Dataset items
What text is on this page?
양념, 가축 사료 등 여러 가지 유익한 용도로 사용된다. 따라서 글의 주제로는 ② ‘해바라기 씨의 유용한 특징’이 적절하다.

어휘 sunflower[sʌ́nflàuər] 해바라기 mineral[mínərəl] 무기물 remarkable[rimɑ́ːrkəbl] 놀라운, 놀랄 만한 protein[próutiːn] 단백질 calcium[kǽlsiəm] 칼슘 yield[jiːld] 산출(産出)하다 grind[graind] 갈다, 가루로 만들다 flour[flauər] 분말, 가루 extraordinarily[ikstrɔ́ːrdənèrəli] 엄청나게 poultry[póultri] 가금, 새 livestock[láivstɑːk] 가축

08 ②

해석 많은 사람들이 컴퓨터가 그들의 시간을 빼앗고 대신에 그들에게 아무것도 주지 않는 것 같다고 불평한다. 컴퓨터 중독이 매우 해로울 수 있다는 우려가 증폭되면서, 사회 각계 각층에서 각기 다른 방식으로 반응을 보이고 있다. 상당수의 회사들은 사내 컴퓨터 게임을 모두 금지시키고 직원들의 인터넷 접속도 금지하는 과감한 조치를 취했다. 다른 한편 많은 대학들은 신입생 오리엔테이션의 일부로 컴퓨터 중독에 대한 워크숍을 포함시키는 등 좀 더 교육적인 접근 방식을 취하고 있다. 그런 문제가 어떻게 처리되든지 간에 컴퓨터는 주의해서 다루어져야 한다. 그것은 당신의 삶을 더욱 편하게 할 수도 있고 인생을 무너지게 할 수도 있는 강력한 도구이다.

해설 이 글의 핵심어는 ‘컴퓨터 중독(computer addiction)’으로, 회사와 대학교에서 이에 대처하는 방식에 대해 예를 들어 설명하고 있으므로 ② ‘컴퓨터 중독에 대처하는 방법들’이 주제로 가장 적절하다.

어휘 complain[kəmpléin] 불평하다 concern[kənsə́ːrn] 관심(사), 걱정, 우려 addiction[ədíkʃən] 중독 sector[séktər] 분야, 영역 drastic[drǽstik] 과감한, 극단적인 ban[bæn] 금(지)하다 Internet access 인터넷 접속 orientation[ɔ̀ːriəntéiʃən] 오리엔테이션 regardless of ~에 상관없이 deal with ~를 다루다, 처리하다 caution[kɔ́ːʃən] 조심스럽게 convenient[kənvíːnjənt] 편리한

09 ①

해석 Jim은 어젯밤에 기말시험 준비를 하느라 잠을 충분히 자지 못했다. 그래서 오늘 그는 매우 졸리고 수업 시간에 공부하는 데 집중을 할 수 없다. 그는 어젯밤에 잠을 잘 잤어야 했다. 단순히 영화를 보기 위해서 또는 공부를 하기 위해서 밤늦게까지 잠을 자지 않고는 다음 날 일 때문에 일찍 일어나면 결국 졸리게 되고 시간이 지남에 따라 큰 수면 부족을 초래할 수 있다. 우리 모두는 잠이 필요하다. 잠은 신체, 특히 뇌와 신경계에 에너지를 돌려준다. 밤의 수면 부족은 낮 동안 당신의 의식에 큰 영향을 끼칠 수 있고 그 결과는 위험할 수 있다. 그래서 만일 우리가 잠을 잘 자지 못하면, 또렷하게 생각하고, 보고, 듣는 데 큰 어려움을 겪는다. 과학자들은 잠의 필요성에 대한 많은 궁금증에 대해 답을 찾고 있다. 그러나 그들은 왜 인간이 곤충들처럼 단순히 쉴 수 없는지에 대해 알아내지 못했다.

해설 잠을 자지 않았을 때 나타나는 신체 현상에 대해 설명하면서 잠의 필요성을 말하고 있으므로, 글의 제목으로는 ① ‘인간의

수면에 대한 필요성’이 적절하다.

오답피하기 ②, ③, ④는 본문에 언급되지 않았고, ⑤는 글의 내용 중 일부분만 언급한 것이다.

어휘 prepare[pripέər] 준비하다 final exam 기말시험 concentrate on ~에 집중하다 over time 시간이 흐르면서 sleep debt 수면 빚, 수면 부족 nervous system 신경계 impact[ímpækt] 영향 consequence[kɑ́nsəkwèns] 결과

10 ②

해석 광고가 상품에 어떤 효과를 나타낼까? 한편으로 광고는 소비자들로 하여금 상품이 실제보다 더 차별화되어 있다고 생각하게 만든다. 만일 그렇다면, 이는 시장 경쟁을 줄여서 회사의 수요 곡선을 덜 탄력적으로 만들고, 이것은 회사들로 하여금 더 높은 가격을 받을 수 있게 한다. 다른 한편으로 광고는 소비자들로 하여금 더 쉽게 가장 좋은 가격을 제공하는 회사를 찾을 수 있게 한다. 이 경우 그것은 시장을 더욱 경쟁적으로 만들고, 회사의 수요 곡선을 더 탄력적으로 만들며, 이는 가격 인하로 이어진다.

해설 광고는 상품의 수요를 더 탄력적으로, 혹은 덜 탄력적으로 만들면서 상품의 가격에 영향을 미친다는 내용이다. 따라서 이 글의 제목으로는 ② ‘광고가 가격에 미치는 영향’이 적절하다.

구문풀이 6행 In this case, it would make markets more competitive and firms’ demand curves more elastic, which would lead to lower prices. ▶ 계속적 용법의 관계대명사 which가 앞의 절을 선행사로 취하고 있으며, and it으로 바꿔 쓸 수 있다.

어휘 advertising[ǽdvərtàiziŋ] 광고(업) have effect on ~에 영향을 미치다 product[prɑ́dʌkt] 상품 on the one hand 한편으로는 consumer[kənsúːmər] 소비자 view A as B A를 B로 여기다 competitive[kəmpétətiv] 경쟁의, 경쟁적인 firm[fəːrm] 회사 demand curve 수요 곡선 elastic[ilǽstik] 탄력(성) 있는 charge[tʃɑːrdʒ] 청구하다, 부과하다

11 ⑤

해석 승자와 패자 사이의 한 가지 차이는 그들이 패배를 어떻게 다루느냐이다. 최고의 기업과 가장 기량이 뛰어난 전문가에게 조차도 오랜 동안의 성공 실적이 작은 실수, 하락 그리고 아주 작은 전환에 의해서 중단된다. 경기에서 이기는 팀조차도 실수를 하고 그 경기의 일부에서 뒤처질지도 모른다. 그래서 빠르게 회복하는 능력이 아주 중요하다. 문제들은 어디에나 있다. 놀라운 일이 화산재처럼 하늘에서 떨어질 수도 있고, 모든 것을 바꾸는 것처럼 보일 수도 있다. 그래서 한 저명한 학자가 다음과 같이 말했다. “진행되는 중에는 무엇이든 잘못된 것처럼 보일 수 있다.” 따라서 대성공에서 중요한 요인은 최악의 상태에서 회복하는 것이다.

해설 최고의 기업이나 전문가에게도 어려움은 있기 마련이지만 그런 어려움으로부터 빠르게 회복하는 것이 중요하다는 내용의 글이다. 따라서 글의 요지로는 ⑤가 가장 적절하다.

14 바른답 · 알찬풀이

(Your goal)
Each of the lines above should be printed again precisely as it reads.

(Answer to this task)
What text is on this page?
양념, 가축 사료 등 여러 가지 유익한 용도로 사용된다. 따라서 글의 주제로는 ② ‘해바라기 씨의 유용한 특징’이 적절하다.

어휘 sunflower[sʌ́nflàuər] 해바라기 mineral[mínərəl] 무기물 remarkable[rimɑ́ːrkəbl] 놀라운, 놀랄 만한 protein[próutiːn] 단백질 calcium[kǽlsiəm] 칼슘 yield[jiːld] 산출(産出)하다 grind[graind] 갈다, 가루로 만들다 flour[flauər] 분말, 가루 extraordinarily[ikstrɔ́ːrdənèrəli] 엄청나게 poultry[póultri] 가금, 새 livestock[láivstɑːk] 가축

08 ②

해석 많은 사람들이 컴퓨터가 그들의 시간을 빼앗고 대신에 그들에게 아무것도 주지 않는 것 같다고 불평한다. 컴퓨터 중독이 매우 해로울 수 있다는 우려가 증폭되면서, 사회 각계 각층에서 각기 다른 방식으로 반응을 보이고 있다. 상당수의 회사들은 사내 컴퓨터 게임을 모두 금지시키고 직원들의 인터넷 접속도 금지하는 과감한 조치를 취했다. 다른 한편 많은 대학들은 신입생 오리엔테이션의 일부로 컴퓨터 중독에 대한 워크숍을 포함시키는 등 좀 더 교육적인 접근 방식을 취하고 있다. 그런 문제가 어떻게 처리되든지 간에 컴퓨터는 주의해서 다루어져야 한다. 그것은 당신의 삶을 더욱 편하게 할 수도 있고 인생을 무너지게 할 수도 있는 강력한 도구이다.

해설 이 글의 핵심어는 ‘컴퓨터 중독(computer addiction)’으로, 회사와 대학교에서 이에 대처하는 방식에 대해 예를 들어 설명하고 있으므로 ② ‘컴퓨터 중독에 대처하는 방법들’이 주제로 가장 적절하다.

어휘 complain[kəmpléin] 불평하다 concern[kənsə́ːrn] 관심(사), 걱정, 우려 addiction[ədíkʃən] 중독 sector[séktər] 분야, 영역 drastic[drǽstik] 과감한, 극단적인 ban[bæn] 금(지)하다 Internet access 인터넷 접속 orientation[ɔ̀ːriəntéiʃən] 오리엔테이션 regardless of ~에 상관없이 deal with ~를 다루다, 처리하다 caution[kɔ́ːʃən] 조심스럽게 convenient[kənvíːnjənt] 편리한

09 ①

해석 Jim은 어젯밤에 기말시험 준비를 하느라 잠을 충분히 자지 못했다. 그래서 오늘 그는 매우 졸리고 수업 시간에 공부하는 데 집중을 할 수 없다. 그는 어젯밤에 잠을 잘 잤어야 했다. 단순히 영화를 보기 위해서 또는 공부를 하기 위해서 밤늦게까지 잠을 자지 않고는 다음 날 일 때문에 일찍 일어나면 결국 졸리게 되고 시간이 지남에 따라 큰 수면 부족을 초래할 수 있다. 우리 모두는 잠이 필요하다. 잠은 신체, 특히 뇌와 신경계에 에너지를 돌려준다. 밤의 수면 부족은 낮 동안 당신의 의식에 큰 영향을 끼칠 수 있고 그 결과는 위험할 수 있다. 그래서 만일 우리가 잠을 잘 자지 못하면, 또렷하게 생각하고, 보고, 듣는 데 큰 어려움을 겪는다. 과학자들은 잠의 필요성에 대한 많은 궁금증에 대해 답을 찾고 있다. 그러나 그들은 왜 인간이 곤충들처럼 단순히 쉴 수 없는지에 대해 알아내지 못했다.

해설 잠을 자지 않았을 때 나타나는 신체 현상에 대해 설명하면서 잠의 필요성을 말하고 있으므로, 글의 제목으로는 ① ‘인간의

수면에 대한 필요성’이 적절하다.

오답피하기 ②, ③, ④는 본문에 언급되지 않았고, ⑤는 글의 내용 중 일부분만 언급한 것이다.

어휘 prepare[pripέər] 준비하다 final exam 기말시험 concentrate on ~에 집중하다 over time 시간이 흐르면서 sleep debt 수면 빚, 수면 부족 nervous system 신경계 impact[ímpækt] 영향 consequence[kɑ́nsəkwèns] 결과

10 ②

해석 광고가 상품에 어떤 효과를 나타낼까? 한편으로 광고는 소비자들로 하여금 상품이 실제보다 더 차별화되어 있다고 생각하게 만든다. 만일 그렇다면, 이는 시장 경쟁을 줄여서 회사의 수요 곡선을 덜 탄력적으로 만들고, 이것은 회사들로 하여금 더 높은 가격을 받을 수 있게 한다. 다른 한편으로 광고는 소비자들로 하여금 더 쉽게 가장 좋은 가격을 제공하는 회사를 찾을 수 있게 한다. 이 경우 그것은 시장을 더욱 경쟁적으로 만들고, 회사의 수요 곡선을 더 탄력적으로 만들며, 이는 가격 인하로 이어진다.

해설 광고는 상품의 수요를 더 탄력적으로, 혹은 덜 탄력적으로 만들면서 상품의 가격에 영향을 미친다는 내용이다. 따라서 이 글의 제목으로는 ② ‘광고가 가격에 미치는 영향’이 적절하다.

구문풀이 6행 In this case, it would make markets more competitive and firms’ demand curves more elastic, which would lead to lower prices. ▶ 계속적 용법의 관계대명사 which가 앞의 절을 선행사로 취하고 있으며, and it으로 바꿔 쓸 수 있다.

어휘 advertising[ǽdvərtàiziŋ] 광고(업) have effect on ~에 영향을 미치다 product[prɑ́dʌkt] 상품 on the one hand 한편으로는 consumer[kənsúːmər] 소비자 view A as B A를 B로 여기다 competitive[kəmpétətiv] 경쟁의, 경쟁적인 firm[fəːrm] 회사 demand curve 수요 곡선 elastic[ilǽstik] 탄력(성) 있는 charge[tʃɑːrdʒ] 청구하다, 부과하다

11 ⑤

해석 승자와 패자 사이의 한 가지 차이는 그들이 패배를 어떻게 다루느냐이다. 최고의 기업과 가장 기량이 뛰어난 전문가에게 조차도 오랜 동안의 성공 실적이 작은 실수, 하락 그리고 아주 작은 전환에 의해서 중단된다. 경기에서 이기는 팀조차도 실수를 하고 그 경기의 일부에서 뒤처질지도 모른다. 그래서 빠르게 회복하는 능력이 아주 중요하다. 문제들은 어디에나 있다. 놀라운 일이 화산재처럼 하늘에서 떨어질 수도 있고, 모든 것을 바꾸는 것처럼 보일 수도 있다. 그래서 한 저명한 학자가 다음과 같이 말했다. “진행되는 중에는 무엇이든 잘못된 것처럼 보일 수 있다.” 따라서 대성공에서 중요한 요인은 최악의 상태에서 회복하는 것이다.

해설 최고의 기업이나 전문가에게도 어려움은 있기 마련이지만 그런 어려움으로부터 빠르게 회복하는 것이 중요하다는 내용의 글이다. 따라서 글의 요지로는 ⑤가 가장 적절하다.

14 바른답 · 알찬풀이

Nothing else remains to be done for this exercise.